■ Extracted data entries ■
═══

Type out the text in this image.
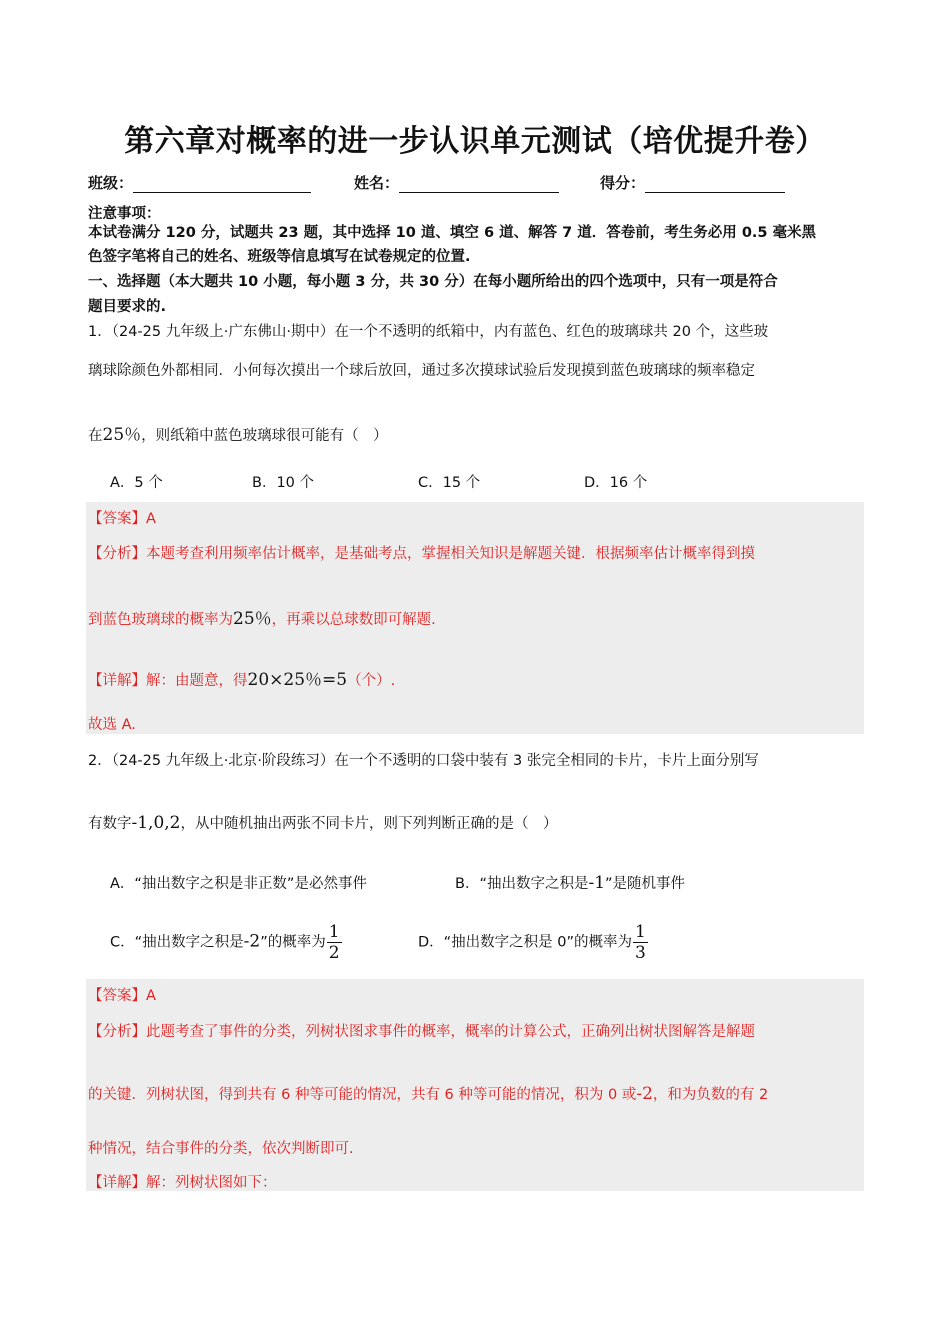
第六章对概率的进一步认识单元测试（培优提升卷）
班级：	姓名：	得分：
注意事项：
本试卷满分 120 分，试题共 23 题，其中选择 10 道、填空 6 道、解答 7 道．答卷前，考生务必用 0.5 毫米黑
色签字笔将自己的姓名、班级等信息填写在试卷规定的位置.
一、选择题（本大题共 10 小题，每小题 3 分，共 30 分）在每小题所给出的四个选项中，只有一项是符合
题目要求的.
1．（24-25 九年级上·广东佛山·期中）在一个不透明的纸箱中，内有蓝色、红色的玻璃球共 20 个，这些玻
璃球除颜色外都相同．小何每次摸出一个球后放回，通过多次摸球试验后发现摸到蓝色玻璃球的频率稳定
在25％，则纸箱中蓝色玻璃球很可能有（　）
A．5 个	B．10 个	C．15 个	D．16 个
【答案】A
【分析】本题考查利用频率估计概率，是基础考点，掌握相关知识是解题关键．根据频率估计概率得到摸
到蓝色玻璃球的概率为25％，再乘以总球数即可解题.
【详解】解：由题意，得20×25％=5（个）.
故选 A.
2．（24-25 九年级上·北京·阶段练习）在一个不透明的口袋中装有 3 张完全相同的卡片，卡片上面分别写
有数字-1,0,2，从中随机抽出两张不同卡片，则下列判断正确的是（　）
A．“抽出数字之积是非正数”是必然事件	B．“抽出数字之积是-1”是随机事件
C．“抽出数字之积是-2”的概率为 $\frac{1}{2}$	D．“抽出数字之积是 0”的概率为 $\frac{1}{3}$
【答案】A
【分析】此题考查了事件的分类，列树状图求事件的概率，概率的计算公式，正确列出树状图解答是解题
的关键．列树状图，得到共有 6 种等可能的情况，共有 6 种等可能的情况，积为 0 或-2，和为负数的有 2
种情况，结合事件的分类，依次判断即可.
【详解】解：列树状图如下：
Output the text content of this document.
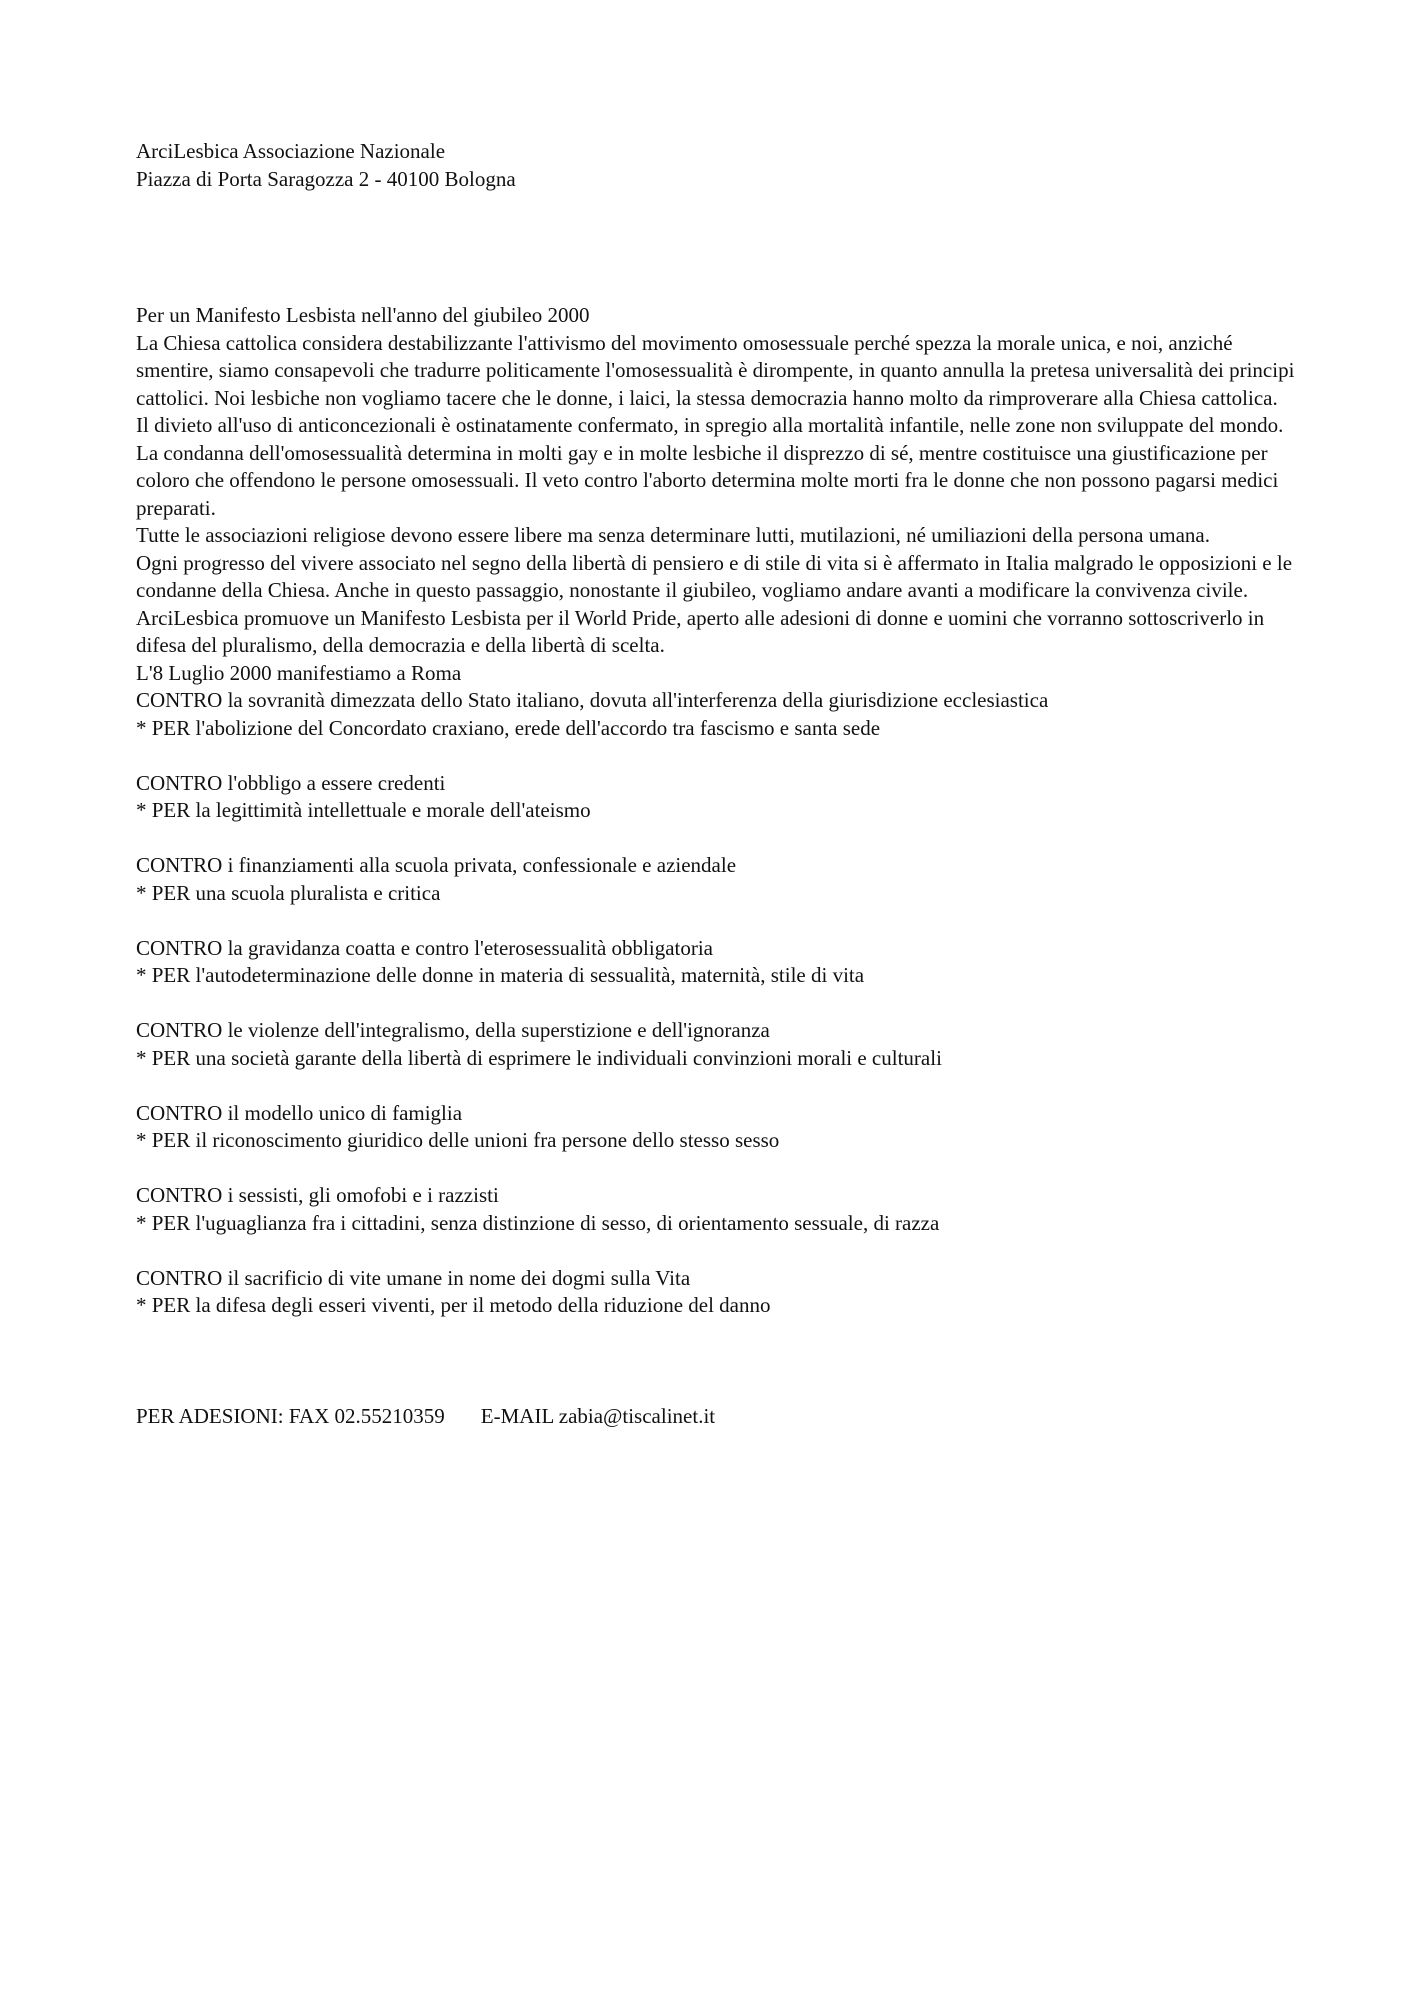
ArciLesbica Associazione Nazionale

Piazza di Porta Saragozza 2 - 40100 Bologna

Per un Manifesto Lesbista nell'anno del giubileo 2000

La Chiesa cattolica considera destabilizzante l'attivismo del movimento omosessuale perché spezza la morale unica, e noi, anziché smentire, siamo consapevoli che tradurre politicamente l'omosessualità è dirompente, in quanto annulla la pretesa universalità dei principi cattolici. Noi lesbiche non vogliamo tacere che le donne, i laici, la stessa democrazia hanno molto da rimproverare alla Chiesa cattolica.

Il divieto all'uso di anticoncezionali è ostinatamente confermato, in spregio alla mortalità infantile, nelle zone non sviluppate del mondo. La condanna dell'omosessualità determina in molti gay e in molte lesbiche il disprezzo di sé, mentre costituisce una giustificazione per coloro che offendono le persone omosessuali. Il veto contro l'aborto determina molte morti fra le donne che non possono pagarsi medici preparati.

Tutte le associazioni religiose devono essere libere ma senza determinare lutti, mutilazioni, né umiliazioni della persona umana.

Ogni progresso del vivere associato nel segno della libertà di pensiero e di stile di vita si è affermato in Italia malgrado le opposizioni e le condanne della Chiesa. Anche in questo passaggio, nonostante il giubileo, vogliamo andare avanti a modificare la convivenza civile.

ArciLesbica promuove un Manifesto Lesbista per il World Pride, aperto alle adesioni di donne e uomini che vorranno sottoscriverlo in difesa del pluralismo, della democrazia e della libertà di scelta.

L'8 Luglio 2000 manifestiamo a Roma

CONTRO la sovranità dimezzata dello Stato italiano, dovuta all'interferenza della giurisdizione ecclesiastica

* PER l'abolizione del Concordato craxiano, erede dell'accordo tra fascismo e santa sede

CONTRO l'obbligo a essere credenti

* PER la legittimità intellettuale e morale dell'ateismo

CONTRO i finanziamenti alla scuola privata, confessionale e aziendale

* PER una scuola pluralista e critica

CONTRO la gravidanza coatta e contro l'eterosessualità obbligatoria

* PER l'autodeterminazione delle donne in materia di sessualità, maternità, stile di vita

CONTRO le violenze dell'integralismo, della superstizione e dell'ignoranza

* PER una società garante della libertà di esprimere le individuali convinzioni morali e culturali

CONTRO il modello unico di famiglia

* PER il riconoscimento giuridico delle unioni fra persone dello stesso sesso

CONTRO i sessisti, gli omofobi e i razzisti

* PER l'uguaglianza fra i cittadini, senza distinzione di sesso, di orientamento sessuale, di razza

CONTRO il sacrificio di vite umane in nome dei dogmi sulla Vita

* PER la difesa degli esseri viventi, per il metodo della riduzione del danno

PER ADESIONI: FAX 02.55210359 E-MAIL zabia@tiscalinet.it
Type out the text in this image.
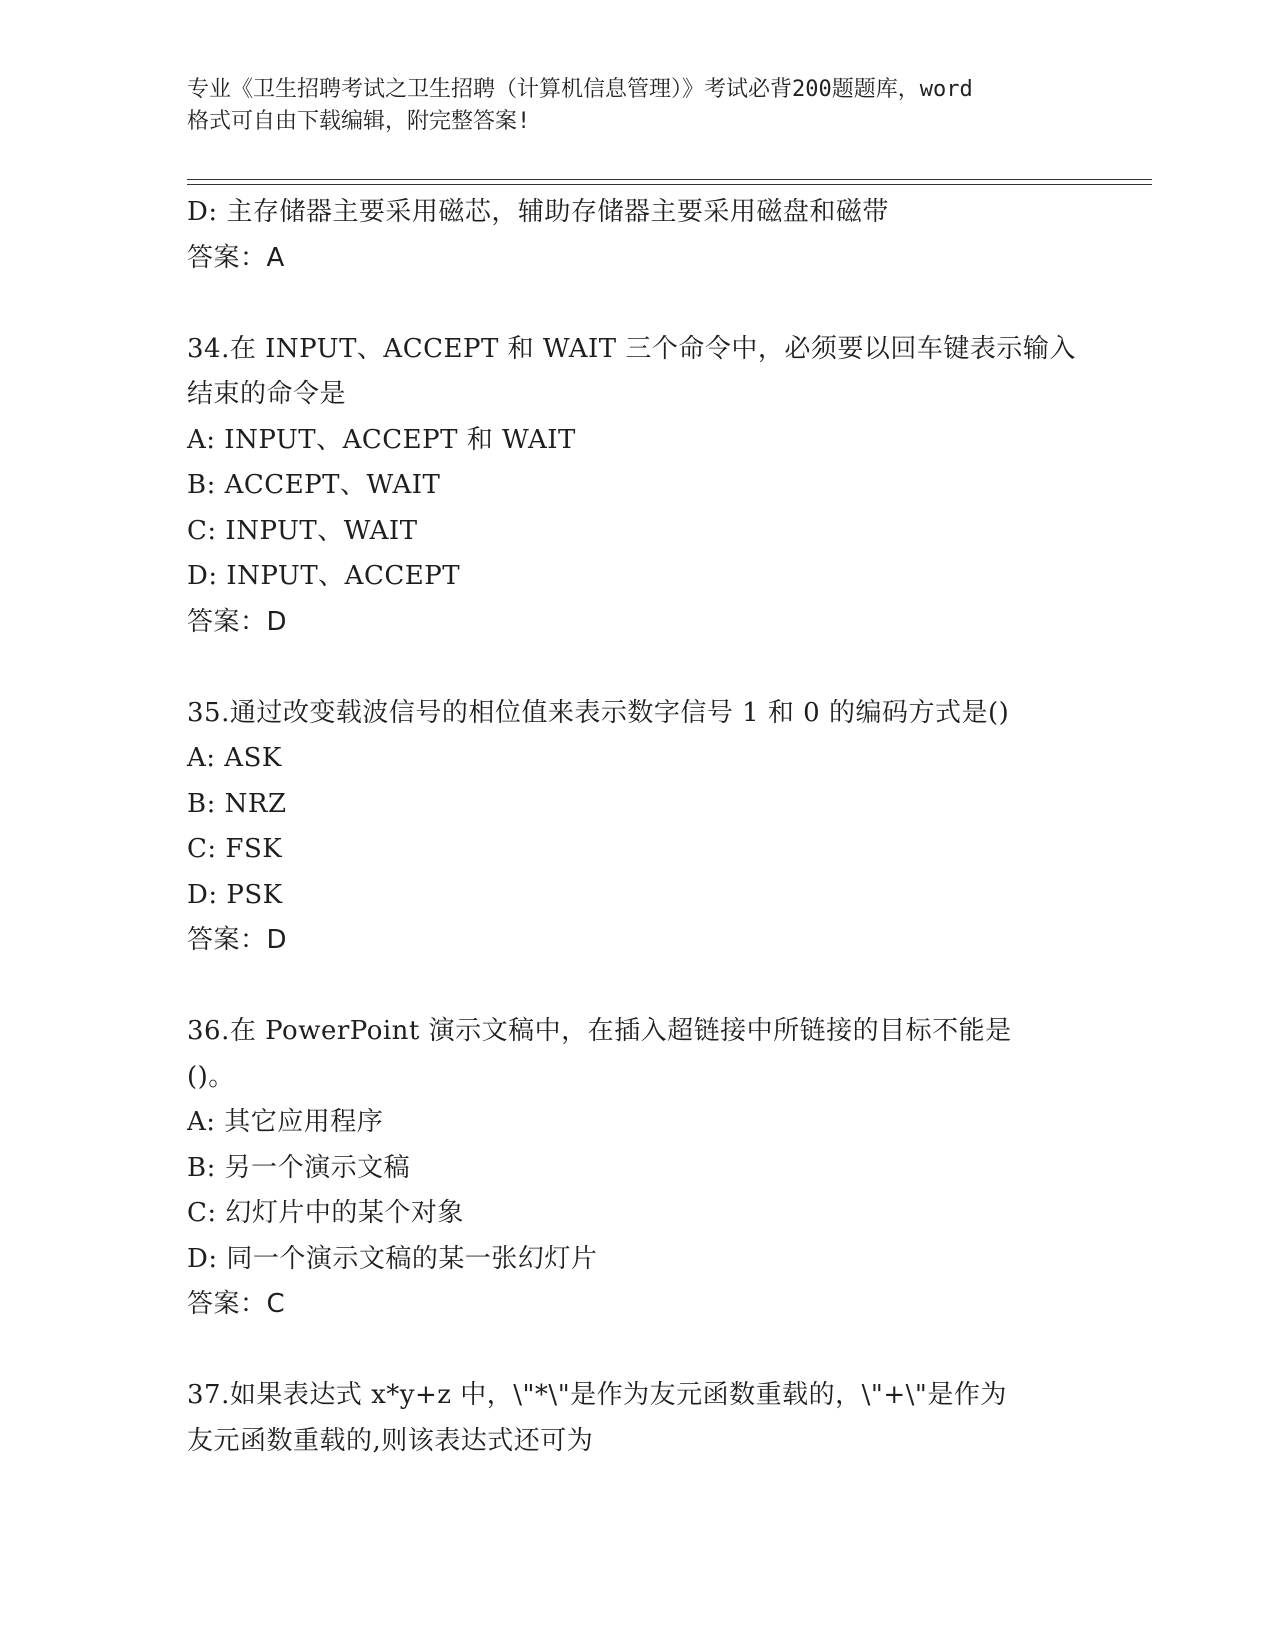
专业《卫生招聘考试之卫生招聘（计算机信息管理）》考试必背200题题库，word
格式可自由下载编辑，附完整答案!
D: 主存储器主要采用磁芯，辅助存储器主要采用磁盘和磁带
答案：A
34.在 INPUT、ACCEPT 和 WAIT 三个命令中，必须要以回车键表示输入
结束的命令是
A: INPUT、ACCEPT 和 WAIT
B: ACCEPT、WAIT
C: INPUT、WAIT
D: INPUT、ACCEPT
答案：D
35.通过改变载波信号的相位值来表示数字信号 1 和 0 的编码方式是()
A: ASK
B: NRZ
C: FSK
D: PSK
答案：D
36.在 PowerPoint 演示文稿中，在插入超链接中所链接的目标不能是
()。
A: 其它应用程序
B: 另一个演示文稿
C: 幻灯片中的某个对象
D: 同一个演示文稿的某一张幻灯片
答案：C
37.如果表达式 x*y+z 中，\"*\"是作为友元函数重载的，\"+\"是作为
友元函数重载的,则该表达式还可为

═══

■ What is asked ■
Identify the lines in the entries that hold "democrazia" and return each one.

■ Answer to the task ■
La Chiesa cattolica considera destabilizzante l'attivismo del movimento omosessuale perché spezza la morale unica, e noi, anziché smentire, siamo consapevoli che tradurre politicamente l'omosessualità è dirompente, in quanto annulla la pretesa universalità dei principi cattolici. Noi lesbiche non vogliamo tacere che le donne, i laici, la stessa democrazia hanno molto da rimproverare alla Chiesa cattolica.
ArciLesbica promuove un Manifesto Lesbista per il World Pride, aperto alle adesioni di donne e uomini che vorranno sottoscriverlo in difesa del pluralismo, della democrazia e della libertà di scelta.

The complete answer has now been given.